## Problem set
1. According to the article on student voter registration, on what date did the FA hold its voter registration drive at the Ammerman Campus?
2. Please carry the article on student voter registration forward from its final sentence.

## Selected passage
Generation X, Millennials and the post-Millennial generation make up a clear majority of voting-eligible adults in the United States, but if past midterm election turnout patterns hold true, they are unlikely to cast the majority of votes this November. Not only are younger adults less likely to participate in midterm elections, but Millennials and Gen Xers have a track record of low turnout in midterms compared with older generations when they were the same age.

This is problematic because voting is a habit and the earlier voters begin, it is believed that they'll be more likely to vote and to persist in voting each year.

The FA believes that our students should not view voting as a choice but as a civic duty, a right, a privilege—and that's why we've been hosting student voter registration drives for the past few years.

The FA is getting students active

  students registering to vote
Students at the Ammerman Campus registering to vote on October 8 with Dante Morelli. (photo by Kevin Peterman)

At the Ammerman Campus this semester, the FA hosted a voter registration drive on October 8 in the Babylon Student Center. On the Eastern Campus, the FA's IDEA team collaborated with the student club Activist Coalition at Eastern (ACE), which conducted two drives per week from September 24 to October 10 (the deadline to register for the 2018 election was October 12).

There is hope that our students can and will make a difference in this year's midterm elections. As Politifact notes,

...there is an increase in millennials and Gen Xers who are now identified in voter registration lists, which are used by party and organizations to create voter mobilization lists. That means that these blocs might cast more ballots than in the past if parties and other groups are successful at mobilizing them.

It's one thing to get students to register to vote. It's another to get them to actually exercise their vote.

This is a conversation I've had with my Activist Coalition at Eastern students, and they responded by creating and hosting an Election Day 2018 "Need a Ride / Give a Ride" campaign, for which students who are willing to give a fellow student a ride to their local polling place sign up on one sheet, and students who need a ride sign up on another sheet. Those needing a ride will be in contact with a peer who lives in their community on Election Day so that lack of transportation won't prevent them from getting to exercise their vote. A couple FA members are volunteering to give rides to students who need them as well.

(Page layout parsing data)
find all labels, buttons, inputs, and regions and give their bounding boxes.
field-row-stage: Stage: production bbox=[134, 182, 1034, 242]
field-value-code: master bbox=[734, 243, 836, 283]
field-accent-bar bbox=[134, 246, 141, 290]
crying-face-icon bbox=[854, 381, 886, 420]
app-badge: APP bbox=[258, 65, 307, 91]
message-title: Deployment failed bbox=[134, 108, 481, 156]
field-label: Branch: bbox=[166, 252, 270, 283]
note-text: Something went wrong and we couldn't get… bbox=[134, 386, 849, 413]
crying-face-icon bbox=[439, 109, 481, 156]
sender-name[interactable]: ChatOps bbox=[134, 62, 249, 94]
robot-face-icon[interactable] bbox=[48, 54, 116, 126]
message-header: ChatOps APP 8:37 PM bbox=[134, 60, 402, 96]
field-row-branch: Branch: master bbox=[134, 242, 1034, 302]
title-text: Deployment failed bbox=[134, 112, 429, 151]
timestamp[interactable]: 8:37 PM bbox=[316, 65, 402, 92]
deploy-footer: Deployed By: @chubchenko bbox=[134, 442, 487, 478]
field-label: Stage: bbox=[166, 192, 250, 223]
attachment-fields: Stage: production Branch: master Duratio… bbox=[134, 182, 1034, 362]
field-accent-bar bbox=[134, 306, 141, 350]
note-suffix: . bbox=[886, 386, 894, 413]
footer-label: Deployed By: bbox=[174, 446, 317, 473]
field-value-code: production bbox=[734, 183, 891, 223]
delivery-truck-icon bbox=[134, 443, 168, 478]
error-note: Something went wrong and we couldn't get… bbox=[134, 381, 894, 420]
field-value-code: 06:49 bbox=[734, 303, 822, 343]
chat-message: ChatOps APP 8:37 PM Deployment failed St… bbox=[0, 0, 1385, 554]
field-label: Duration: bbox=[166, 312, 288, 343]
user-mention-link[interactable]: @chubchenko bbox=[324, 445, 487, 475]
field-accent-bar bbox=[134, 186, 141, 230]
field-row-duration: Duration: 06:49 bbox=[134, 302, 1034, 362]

## Exercise responses
1. October 8

2.
One student, who prefers not to share her name, says her mom is a single mother who works two back-to-back shifts and won't get any special time off on Election Day. So if her mother doesn't get home in time for her to vote before the voting place closes, she won't get to vote. She doesn't have her own car and takes the bus to campus and is grateful for a ride from another Eastern student on Election Day.

Help students to be BallotReady

Another common reason for students to not vote is they feel that they aren't educated enough about politics and, they reason, not voting is better than casting an uneducated vote. Thus, we encourage students to rely on a free, nonprofit and nonpartisan website like BallotReady.

Once you enter your street address into BallotReady, it shows you where your local polling place is and presents information about local, state, federal and judicial candidates as well as any referendums. For each position, there's a note about what that position entails. For each candidate, as available, there's information about their education, experience, endorsements and positions on a variety of issues.

Students find BallotReady easy to use and—what they like best of all—is they can save their choices and then email or print their electronic "ballot" and take it with them when they go to vote on November 6.

Please consider directing your students to BallotReady, Vote Smart, or other sites like the New York State Board of Elections website and its Find Your Polling Place page, District and Representative Information page, etc.

It's imperative that we work together to help them understand voting as a civic responsibility and to develop this important habit from a young age.